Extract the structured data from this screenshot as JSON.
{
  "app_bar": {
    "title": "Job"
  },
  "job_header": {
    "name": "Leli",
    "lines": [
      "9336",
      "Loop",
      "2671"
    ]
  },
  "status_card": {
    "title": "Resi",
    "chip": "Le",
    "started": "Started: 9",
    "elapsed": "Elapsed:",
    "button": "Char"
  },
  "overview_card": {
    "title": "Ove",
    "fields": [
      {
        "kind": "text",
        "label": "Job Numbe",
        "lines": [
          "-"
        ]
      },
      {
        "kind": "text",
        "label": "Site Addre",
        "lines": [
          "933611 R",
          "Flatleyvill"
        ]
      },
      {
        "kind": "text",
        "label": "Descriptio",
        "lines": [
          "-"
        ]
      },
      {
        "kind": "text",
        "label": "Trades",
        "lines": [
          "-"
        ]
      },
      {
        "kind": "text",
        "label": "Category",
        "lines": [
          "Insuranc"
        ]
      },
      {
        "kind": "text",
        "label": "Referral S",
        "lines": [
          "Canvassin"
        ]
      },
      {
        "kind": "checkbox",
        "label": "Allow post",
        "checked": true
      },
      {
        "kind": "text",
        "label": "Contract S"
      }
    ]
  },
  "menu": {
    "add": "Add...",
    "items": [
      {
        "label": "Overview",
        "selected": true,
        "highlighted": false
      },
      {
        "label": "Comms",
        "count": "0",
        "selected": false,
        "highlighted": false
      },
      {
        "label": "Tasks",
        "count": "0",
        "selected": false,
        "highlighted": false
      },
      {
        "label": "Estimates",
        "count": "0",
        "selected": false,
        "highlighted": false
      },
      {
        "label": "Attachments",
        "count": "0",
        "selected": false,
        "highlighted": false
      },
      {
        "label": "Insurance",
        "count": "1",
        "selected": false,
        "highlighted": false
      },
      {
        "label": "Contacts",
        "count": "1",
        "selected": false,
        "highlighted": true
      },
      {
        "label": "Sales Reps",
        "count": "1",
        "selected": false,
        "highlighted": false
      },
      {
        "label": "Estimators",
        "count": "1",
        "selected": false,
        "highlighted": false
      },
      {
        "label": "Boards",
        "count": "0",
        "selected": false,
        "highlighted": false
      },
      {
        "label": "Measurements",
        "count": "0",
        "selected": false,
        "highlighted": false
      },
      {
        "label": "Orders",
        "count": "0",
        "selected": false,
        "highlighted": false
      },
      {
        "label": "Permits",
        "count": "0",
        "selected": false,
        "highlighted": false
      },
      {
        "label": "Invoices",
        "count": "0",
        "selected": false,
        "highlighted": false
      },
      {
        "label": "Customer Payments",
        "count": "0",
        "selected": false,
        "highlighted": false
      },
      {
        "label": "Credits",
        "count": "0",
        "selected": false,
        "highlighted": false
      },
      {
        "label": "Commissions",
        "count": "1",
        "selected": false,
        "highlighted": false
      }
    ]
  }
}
* * * * * * *
▶ _Directions for this task_:
From the listing, copy every line where the string "true" appears.

▶ _Solution to the exercise_:
        "checked": true
        "selected": true,
        "highlighted": true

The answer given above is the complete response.